* **PROBLEM REQUIREMENTS**: Take each line containing the word "title" and copy it.

* **DATA EXTRACT**:
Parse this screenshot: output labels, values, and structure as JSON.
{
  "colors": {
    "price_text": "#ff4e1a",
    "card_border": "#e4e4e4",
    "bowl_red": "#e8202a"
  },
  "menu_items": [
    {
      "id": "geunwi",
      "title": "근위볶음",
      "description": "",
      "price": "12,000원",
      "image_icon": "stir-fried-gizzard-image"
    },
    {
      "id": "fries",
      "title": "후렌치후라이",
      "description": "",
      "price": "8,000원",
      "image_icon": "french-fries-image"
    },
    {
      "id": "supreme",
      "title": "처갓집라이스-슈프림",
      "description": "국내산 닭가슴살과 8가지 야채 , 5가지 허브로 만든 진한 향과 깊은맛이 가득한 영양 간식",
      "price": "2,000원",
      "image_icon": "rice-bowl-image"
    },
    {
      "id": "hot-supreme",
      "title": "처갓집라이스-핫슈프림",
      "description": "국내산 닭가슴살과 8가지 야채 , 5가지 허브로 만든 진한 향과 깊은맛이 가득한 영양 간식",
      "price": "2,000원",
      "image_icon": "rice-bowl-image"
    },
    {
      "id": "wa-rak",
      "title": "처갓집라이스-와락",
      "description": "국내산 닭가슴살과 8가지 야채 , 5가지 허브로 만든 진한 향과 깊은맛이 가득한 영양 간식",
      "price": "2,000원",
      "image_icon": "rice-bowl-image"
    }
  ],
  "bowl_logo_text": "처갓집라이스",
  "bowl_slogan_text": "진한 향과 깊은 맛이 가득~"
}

...

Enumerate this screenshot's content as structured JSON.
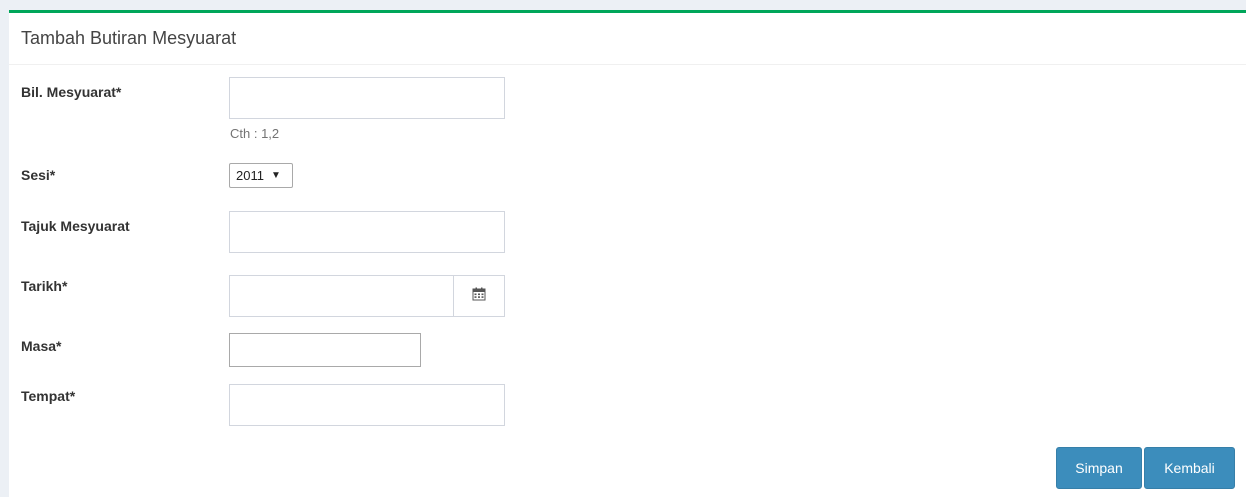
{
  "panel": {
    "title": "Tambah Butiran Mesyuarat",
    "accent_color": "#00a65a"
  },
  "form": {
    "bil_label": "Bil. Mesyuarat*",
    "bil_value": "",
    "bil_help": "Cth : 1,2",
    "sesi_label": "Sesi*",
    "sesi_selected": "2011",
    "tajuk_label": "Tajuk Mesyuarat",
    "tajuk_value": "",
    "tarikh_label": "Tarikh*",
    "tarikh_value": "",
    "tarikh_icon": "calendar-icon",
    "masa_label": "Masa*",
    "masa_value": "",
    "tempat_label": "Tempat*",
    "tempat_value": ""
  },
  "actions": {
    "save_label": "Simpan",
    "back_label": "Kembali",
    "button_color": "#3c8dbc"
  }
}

* **WORKED ANSWER**:
      "title": "근위볶음",
      "title": "후렌치후라이",
      "title": "처갓집라이스-슈프림",
      "title": "처갓집라이스-핫슈프림",
      "title": "처갓집라이스-와락",
    "title": "Tambah Butiran Mesyuarat",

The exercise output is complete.